__Aim__
All of the entries must be reproduced exactly, with no images carried over.

__Data excerpts__
************
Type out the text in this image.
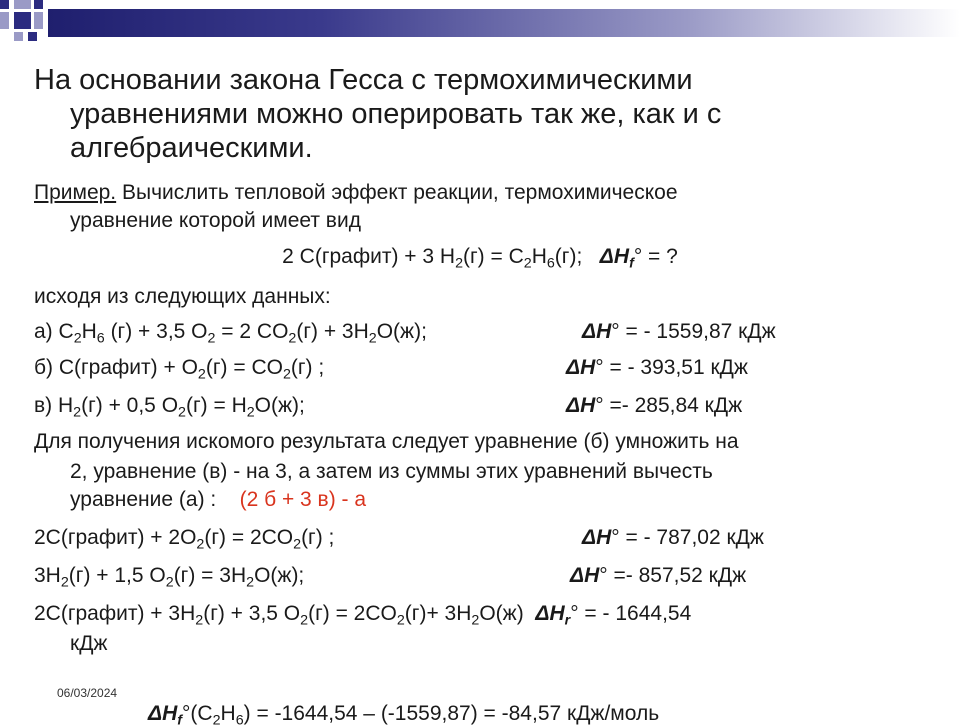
На основании закона Гесса с термохимическими
уравнениями можно оперировать так же, как и с
алгебраическими.
Пример. Вычислить тепловой эффект реакции, термохимическое
уравнение которой имеет вид
2 C(графит) + 3 $H_2(г) = C_2H_6(г)$; $\Delta H_f^\circ$ = ?
исходя из следующих данных:
а) $C_2H_6$ (г) + 3,5 $O_2 = 2$ $CO_2(г) + 3H_2O(ж)$;	ΔH° = - 1559,87 кДж
б) C(графит) + $O_2(г) = CO_2(г)$ ;	ΔH° = - 393,51 кДж
в) $H_2(г) + 0,5$ $O_2(г) = H_2O(ж)$;	ΔH° =- 285,84 кДж
Для получения искомого результата следует уравнение (б) умножить на
2, уравнение (в) - на 3, а затем из суммы этих уравнений вычесть
уравнение (а) : (2 б + 3 в) - а
2C(графит) + $2O_2(г) = 2CO_2(г)$ ;	ΔH° = - 787,02 кДж
$3H_2(г) + 1,5$ $O_2(г) = 3H_2O(ж)$;	ΔH° =- 857,52 кДж
2C(графит) + $3H_2(г) + 3,5$ $O_2(г) = 2CO_2(г)+ 3H_2O(ж) \Delta H_r^\circ$ = - 1644,54
кДж
06/03/2024
$\Delta H_f^\circ(C_2H_6) = -1644,54 - (-1559,87) = -84,57$ кДж/моль
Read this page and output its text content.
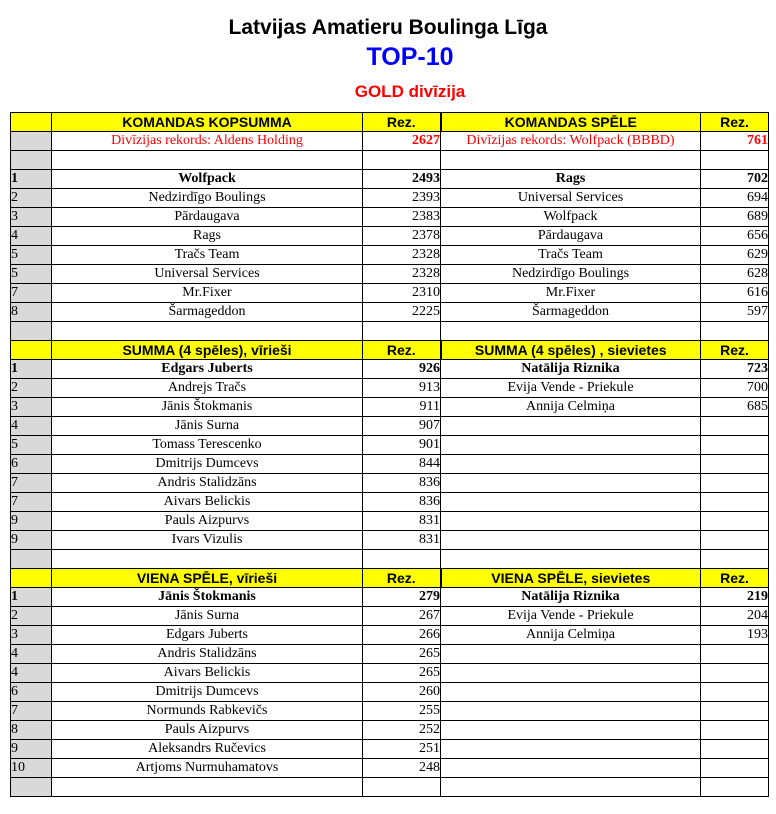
Latvijas Amatieru Boulinga Līga
TOP-10
GOLD divīzija
	KOMANDAS KOPSUMMA	Rez.	KOMANDAS SPĒLE	Rez.
	Divīzijas rekords: Aldens Holding	2627	Divīzijas rekords: Wolfpack (BBBD)	761

1	Wolfpack	2493	Rags	702
2	Nedzirdīgo Boulings	2393	Universal Services	694
3	Pārdaugava	2383	Wolfpack	689
4	Rags	2378	Pārdaugava	656
5	Tračs Team	2328	Tračs Team	629
5	Universal Services	2328	Nedzirdīgo Boulings	628
7	Mr.Fixer	2310	Mr.Fixer	616
8	Šarmageddon	2225	Šarmageddon	597

	SUMMA (4 spēles), vīrieši	Rez.	SUMMA (4 spēles) , sievietes	Rez.
1	Edgars Juberts	926	Natālija Riznika	723
2	Andrejs Tračs	913	Evija Vende - Priekule	700
3	Jānis Štokmanis	911	Annija Celmiņa	685
4	Jānis Surna	907		
5	Tomass Terescenko	901		
6	Dmitrijs Dumcevs	844		
7	Andris Stalidzāns	836		
7	Aivars Belickis	836		
9	Pauls Aizpurvs	831		
9	Ivars Vizulis	831		

	VIENA SPĒLE, vīrieši	Rez.	VIENA SPĒLE, sievietes	Rez.
1	Jānis Štokmanis	279	Natālija Riznika	219
2	Jānis Surna	267	Evija Vende - Priekule	204
3	Edgars Juberts	266	Annija Celmiņa	193
4	Andris Stalidzāns	265		
4	Aivars Belickis	265		
6	Dmitrijs Dumcevs	260		
7	Normunds Rabkevičs	255		
8	Pauls Aizpurvs	252		
9	Aleksandrs Ručevics	251		
10	Artjoms Nurmuhamatovs	248		
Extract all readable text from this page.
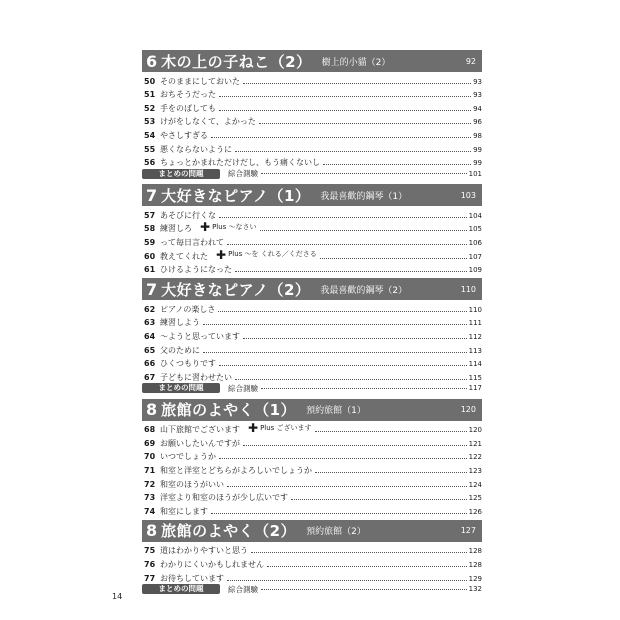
6 木の上の子ねこ（2） 樹上的小貓（2）	92
50 そのままにしておいた	93
51 おちそうだった	93
52 手をのばしても	94
53 けがをしなくて、よかった	96
54 やさしすぎる	98
55 悪くならないように	99
56 ちょっとかまれただけだし、もう痛くないし	99
まとめの問題	綜合測驗	101
7 大好きなピアノ（1） 我最喜歡的鋼琴（1）	103
57 あそびに行くな	104
58 練習しろ ✚ Plus ～なさい	105
59 って毎日言われて	106
60 教えてくれた ✚ Plus ～を くれる／くださる	107
61 ひけるようになった	109
7 大好きなピアノ（2） 我最喜歡的鋼琴（2）	110
62 ピアノの楽しさ	110
63 練習しよう	111
64 ～ようと思っています	112
65 父のために	113
66 ひくつもりです	114
67 子どもに習わせたい	115
まとめの問題	綜合測驗	117
8 旅館のよやく（1） 預約旅館（1）	120
68 山下旅館でございます ✚ Plus ございます	120
69 お願いしたいんですが	121
70 いつでしょうか	122
71 和室と洋室とどちらがよろしいでしょうか	123
72 和室のほうがいい	124
73 洋室より和室のほうが少し広いです	125
74 和室にします	126
8 旅館のよやく（2） 預約旅館（2）	127
75 道はわかりやすいと思う	128
76 わかりにくいかもしれません	128
77 お待ちしています	129
まとめの問題	綜合測驗	132
14
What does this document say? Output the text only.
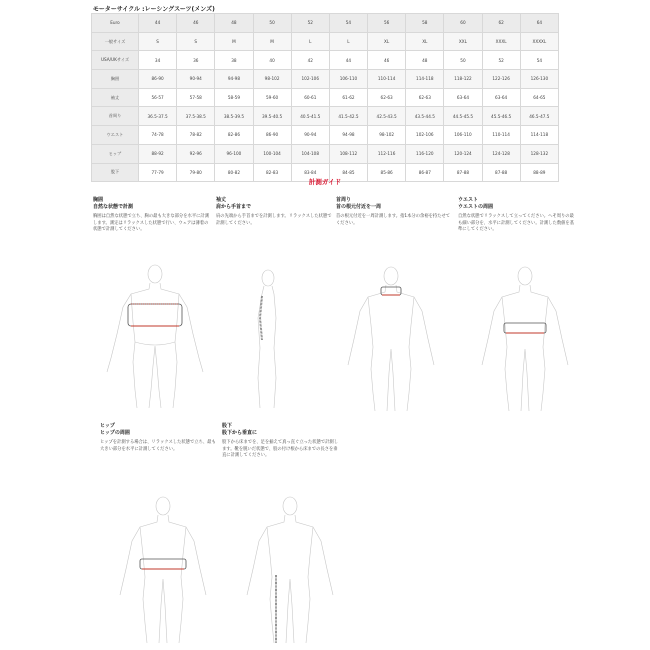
モーターサイクル :レーシングスーツ(メンズ)
Euro	44	46	48	50	52	54	56	58	60	62	64
一般サイズ	S	S	M	M	L	L	XL	XL	XXL	XXXL	XXXXL
USA/UKサイズ	34	36	38	40	42	44	46	48	50	52	54
胸囲	86-90	90-94	94-98	98-102	102-106	106-110	110-114	114-118	118-122	122-126	126-130
袖丈	56-57	57-58	58-59	59-60	60-61	61-62	62-63	62-63	63-64	63-64	64-65
首周り	36.5-37.5	37.5-38.5	38.5-39.5	39.5-40.5	40.5-41.5	41.5-42.5	42.5-43.5	43.5-44.5	44.5-45.5	45.5-46.5	46.5-47.5
ウエスト	74-78	78-82	82-86	86-90	90-94	94-98	98-102	102-106	106-110	110-114	114-118
ヒップ	88-92	92-96	96-100	100-104	104-108	108-112	112-116	116-120	120-124	124-128	128-132
股下	77-79	79-80	80-82	82-83	83-84	84-85	85-86	86-87	87-88	87-88	88-89
計測ガイド
胸囲
自然な状態で計測
胸囲は自然な状態で立ち、胸の最も大きな部分を水平に計測します。測定はリラックスした状態で行い、ウェアは薄着の状態で計測してください。
袖丈
肩から手首まで
肩の先端から手首までを計測します。リラックスした状態で計測してください。
首周り
首の根元付近を一周
首の根元付近を一周計測します。指1本分の余裕を持たせてください。
ウエスト
ウエストの周囲
自然な状態でリラックスして立ってください。へそ周りの最も細い部分を、水平に計測してください。計測した数値を基準にしてください。
ヒップ
ヒップの周囲
ヒップを計測する場合は、リラックスした状態で立ち、最も大きい部分を水平に計測してください。
股下
股下から垂直に
股下から床までを、足を揃えて真っ直ぐ立った状態で計測します。靴を脱いだ状態で、股の付け根から床までの長さを垂直に計測してください。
************
__Response below__
Type out the text in this image.
На основании закона Гесса с термохимическими
уравнениями можно оперировать так же, как и с
алгебраическими.
Пример. Вычислить тепловой эффект реакции, термохимическое
уравнение которой имеет вид
2 C(графит) + 3 $H_2(г) = C_2H_6(г)$; $\Delta H_f^\circ$ = ?
исходя из следующих данных:
а) $C_2H_6$ (г) + 3,5 $O_2 = 2$ $CO_2(г) + 3H_2O(ж)$;	ΔH° = - 1559,87 кДж
б) C(графит) + $O_2(г) = CO_2(г)$ ;	ΔH° = - 393,51 кДж
в) $H_2(г) + 0,5$ $O_2(г) = H_2O(ж)$;	ΔH° =- 285,84 кДж
Для получения искомого результата следует уравнение (б) умножить на
2, уравнение (в) - на 3, а затем из суммы этих уравнений вычесть
уравнение (а) : (2 б + 3 в) - а
2C(графит) + $2O_2(г) = 2CO_2(г)$ ;	ΔH° = - 787,02 кДж
$3H_2(г) + 1,5$ $O_2(г) = 3H_2O(ж)$;	ΔH° =- 857,52 кДж
2C(графит) + $3H_2(г) + 3,5$ $O_2(г) = 2CO_2(г)+ 3H_2O(ж) \Delta H_r^\circ$ = - 1644,54
кДж
06/03/2024
$\Delta H_f^\circ(C_2H_6) = -1644,54 - (-1559,87) = -84,57$ кДж/моль
Read this page and output its text content.
Latvijas Amatieru Boulinga Līga
TOP-10
GOLD divīzija
	KOMANDAS KOPSUMMA	Rez.	KOMANDAS SPĒLE	Rez.
	Divīzijas rekords: Aldens Holding	2627	Divīzijas rekords: Wolfpack (BBBD)	761

1	Wolfpack	2493	Rags	702
2	Nedzirdīgo Boulings	2393	Universal Services	694
3	Pārdaugava	2383	Wolfpack	689
4	Rags	2378	Pārdaugava	656
5	Tračs Team	2328	Tračs Team	629
5	Universal Services	2328	Nedzirdīgo Boulings	628
7	Mr.Fixer	2310	Mr.Fixer	616
8	Šarmageddon	2225	Šarmageddon	597

	SUMMA (4 spēles), vīrieši	Rez.	SUMMA (4 spēles) , sievietes	Rez.
1	Edgars Juberts	926	Natālija Riznika	723
2	Andrejs Tračs	913	Evija Vende - Priekule	700
3	Jānis Štokmanis	911	Annija Celmiņa	685
4	Jānis Surna	907		
5	Tomass Terescenko	901		
6	Dmitrijs Dumcevs	844		
7	Andris Stalidzāns	836		
7	Aivars Belickis	836		
9	Pauls Aizpurvs	831		
9	Ivars Vizulis	831		

	VIENA SPĒLE, vīrieši	Rez.	VIENA SPĒLE, sievietes	Rez.
1	Jānis Štokmanis	279	Natālija Riznika	219
2	Jānis Surna	267	Evija Vende - Priekule	204
3	Edgars Juberts	266	Annija Celmiņa	193
4	Andris Stalidzāns	265		
4	Aivars Belickis	265		
6	Dmitrijs Dumcevs	260		
7	Normunds Rabkevičs	255		
8	Pauls Aizpurvs	252		
9	Aleksandrs Ručevics	251		
10	Artjoms Nurmuhamatovs	248		
Extract all readable text from this page.
6 木の上の子ねこ（2） 樹上的小貓（2）	92
50 そのままにしておいた	93
51 おちそうだった	93
52 手をのばしても	94
53 けがをしなくて、よかった	96
54 やさしすぎる	98
55 悪くならないように	99
56 ちょっとかまれただけだし、もう痛くないし	99
まとめの問題	綜合測驗	101
7 大好きなピアノ（1） 我最喜歡的鋼琴（1）	103
57 あそびに行くな	104
58 練習しろ ✚ Plus ～なさい	105
59 って毎日言われて	106
60 教えてくれた ✚ Plus ～を くれる／くださる	107
61 ひけるようになった	109
7 大好きなピアノ（2） 我最喜歡的鋼琴（2）	110
62 ピアノの楽しさ	110
63 練習しよう	111
64 ～ようと思っています	112
65 父のために	113
66 ひくつもりです	114
67 子どもに習わせたい	115
まとめの問題	綜合測驗	117
8 旅館のよやく（1） 預約旅館（1）	120
68 山下旅館でございます ✚ Plus ございます	120
69 お願いしたいんですが	121
70 いつでしょうか	122
71 和室と洋室とどちらがよろしいでしょうか	123
72 和室のほうがいい	124
73 洋室より和室のほうが少し広いです	125
74 和室にします	126
8 旅館のよやく（2） 預約旅館（2）	127
75 道はわかりやすいと思う	128
76 わかりにくいかもしれません	128
77 お待ちしています	129
まとめの問題	綜合測驗	132
14
What does this document say? Output the text only.
モーターサイクル :レーシングスーツ(メンズ)
Euro	44	46	48	50	52	54	56	58	60	62	64
一般サイズ	S	S	M	M	L	L	XL	XL	XXL	XXXL	XXXXL
USA/UKサイズ	34	36	38	40	42	44	46	48	50	52	54
胸囲	86-90	90-94	94-98	98-102	102-106	106-110	110-114	114-118	118-122	122-126	126-130
袖丈	56-57	57-58	58-59	59-60	60-61	61-62	62-63	62-63	63-64	63-64	64-65
首周り	36.5-37.5	37.5-38.5	38.5-39.5	39.5-40.5	40.5-41.5	41.5-42.5	42.5-43.5	43.5-44.5	44.5-45.5	45.5-46.5	46.5-47.5
ウエスト	74-78	78-82	82-86	86-90	90-94	94-98	98-102	102-106	106-110	110-114	114-118
ヒップ	88-92	92-96	96-100	100-104	104-108	108-112	112-116	116-120	120-124	124-128	128-132
股下	77-79	79-80	80-82	82-83	83-84	84-85	85-86	86-87	87-88	87-88	88-89
計測ガイド
胸囲
自然な状態で計測
胸囲は自然な状態で立ち、胸の最も大きな部分を水平に計測します。測定はリラックスした状態で行い、ウェアは薄着の状態で計測してください。
袖丈
肩から手首まで
肩の先端から手首までを計測します。リラックスした状態で計測してください。
首周り
首の根元付近を一周
首の根元付近を一周計測します。指1本分の余裕を持たせてください。
ウエスト
ウエストの周囲
自然な状態でリラックスして立ってください。へそ周りの最も細い部分を、水平に計測してください。計測した数値を基準にしてください。
ヒップ
ヒップの周囲
ヒップを計測する場合は、リラックスした状態で立ち、最も大きい部分を水平に計測してください。
股下
股下から垂直に
股下から床までを、足を揃えて真っ直ぐ立った状態で計測します。靴を脱いだ状態で、股の付け根から床までの長さを垂直に計測してください。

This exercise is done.